For priority, if there is more than 1, we want sequence 01
*prioritydate
*prioritycountry (should use ISO country codes - may need a lookup table)
*prioritypatentnumber
*'''find 4.3 file with priority claim'''

<priority-claims>
<priority-claim sequence="01" kind="national">
<country>GB</country>
<doc-number>1016384.8</doc-number>
<date>20100930</date>
</priority-claim>
</priority-claims>

Classification IPC - we only need the first one: http://www.wipo.int/export/sites/www/classifications/ipc/en/guide/guide_ipc.pdf
*Section, Class, SubClass - Together these concord to US subclass: http://www.uspto.gov/web/patents/classification/international/ipc/ipc8/ipc_concordance/ipcsel.htm#a
*MainGroup, SubGroup

<classifications-ipcr>
<classification-ipcr>
<ipc-version-indicator>
<date>20060101</date>
</ipc-version-indicator>
<classification-level>A</classification-level>
<section>B</section>
<class>64</class>
<subclass>G</subclass>
<main-group>6</main-group>
<subgroup>00</subgroup>
<symbol-position>F</symbol-position>
<classification-value>I</classification-value>
...

DATA:
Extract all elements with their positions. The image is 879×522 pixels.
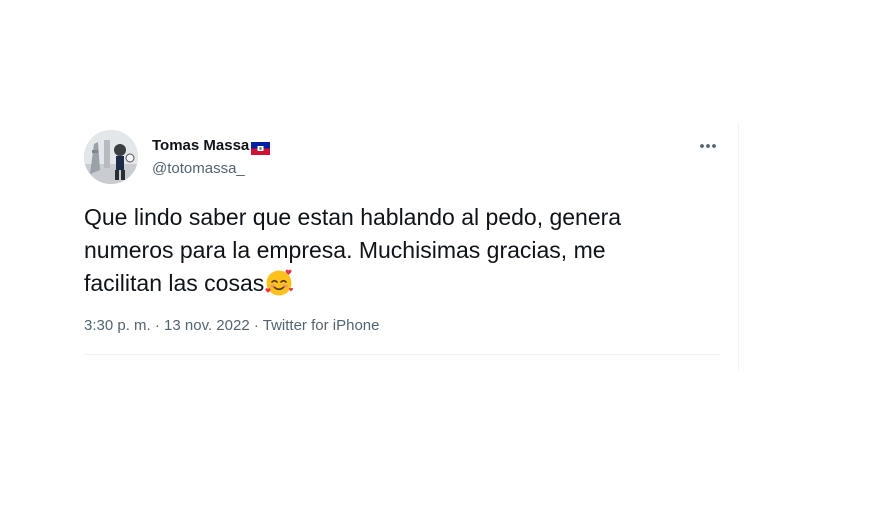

WHAT TO WORK ON:
[1] In the text on patent data fields, which sequence should be used when there is more than one priority claim?
[2] Continue the text on patent data fields from the point where it stops.
The material comes from a source separate from the text on patent data fields.

OUTPUTS:
[1] Sequence 01.

[2]
</classification-ipcr>
...
</classifications-ipcr>

Classification CPC - we only need the main one

CPC is a classification scheme set up by the USPTO and the European Patent Office (EPO). The first classification codes rolled out on November 9, 2012.[http://www.cooperativepatentclassification.org/cpcSchemeAndDefinitions.html] Full implementation of the CPC classification system occurred on January 2015, at the same time of version 4.5 of the USPTO patent bulk data.[http://www.uspto.gov/sites/default/files/about/advisory/ppac/120927-09a-international_cpc.pdf]

*Section, Class, Subclass
*Main Group, Subgroup
*'''v 4.2, 4.3, 4.4 does not have this'''

<classifications-cpc>
<main-cpc>
<classification-cpc>
<cpc-version-indicator>
<date>20130101</date>
</cpc-version-indicator>
<section>B</section>
<class>64</class>
<subclass>D</subclass>
<main-group>10</main-group>
<subgroup>00</subgroup>
<symbol-position>F</symbol-position>
<classification-value>I</classification-value>
...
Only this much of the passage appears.